[START OF EXERCISE MATERIALS]
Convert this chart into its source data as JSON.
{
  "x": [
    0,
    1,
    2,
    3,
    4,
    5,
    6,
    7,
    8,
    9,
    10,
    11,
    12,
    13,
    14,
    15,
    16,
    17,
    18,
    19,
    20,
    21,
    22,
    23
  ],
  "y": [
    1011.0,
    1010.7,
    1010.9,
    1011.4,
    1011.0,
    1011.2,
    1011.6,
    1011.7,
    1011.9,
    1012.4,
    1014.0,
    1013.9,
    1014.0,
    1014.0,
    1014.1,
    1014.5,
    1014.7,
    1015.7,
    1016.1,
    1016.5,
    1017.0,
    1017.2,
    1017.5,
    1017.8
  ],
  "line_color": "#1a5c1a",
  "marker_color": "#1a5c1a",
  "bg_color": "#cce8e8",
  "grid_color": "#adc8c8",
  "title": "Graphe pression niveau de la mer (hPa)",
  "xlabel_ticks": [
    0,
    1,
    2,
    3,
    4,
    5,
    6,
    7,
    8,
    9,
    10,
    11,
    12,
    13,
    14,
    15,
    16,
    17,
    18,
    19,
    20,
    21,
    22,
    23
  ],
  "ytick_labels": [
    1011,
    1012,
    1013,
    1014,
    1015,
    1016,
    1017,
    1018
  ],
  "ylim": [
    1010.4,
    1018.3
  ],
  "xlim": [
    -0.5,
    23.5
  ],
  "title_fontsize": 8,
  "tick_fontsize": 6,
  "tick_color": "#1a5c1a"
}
[END OF EXERCISE MATERIALS]
● PROBLEM TO SOLVE:
Copy out all of the data exactly, leaving nothing out.

● CORRECT OUTPUT:
Convert this chart into its source data as JSON.
{
  "x": [
    0,
    1,
    2,
    3,
    4,
    5,
    6,
    7,
    8,
    9,
    10,
    11,
    12,
    13,
    14,
    15,
    16,
    17,
    18,
    19,
    20,
    21,
    22,
    23
  ],
  "y": [
    1011.0,
    1010.7,
    1010.9,
    1011.4,
    1011.0,
    1011.2,
    1011.6,
    1011.7,
    1011.9,
    1012.4,
    1014.0,
    1013.9,
    1014.0,
    1014.0,
    1014.1,
    1014.5,
    1014.7,
    1015.7,
    1016.1,
    1016.5,
    1017.0,
    1017.2,
    1017.5,
    1017.8
  ],
  "line_color": "#1a5c1a",
  "marker_color": "#1a5c1a",
  "bg_color": "#cce8e8",
  "grid_color": "#adc8c8",
  "title": "Graphe pression niveau de la mer (hPa)",
  "xlabel_ticks": [
    0,
    1,
    2,
    3,
    4,
    5,
    6,
    7,
    8,
    9,
    10,
    11,
    12,
    13,
    14,
    15,
    16,
    17,
    18,
    19,
    20,
    21,
    22,
    23
  ],
  "ytick_labels": [
    1011,
    1012,
    1013,
    1014,
    1015,
    1016,
    1017,
    1018
  ],
  "ylim": [
    1010.4,
    1018.3
  ],
  "xlim": [
    -0.5,
    23.5
  ],
  "title_fontsize": 8,
  "tick_fontsize": 6,
  "tick_color": "#1a5c1a"
}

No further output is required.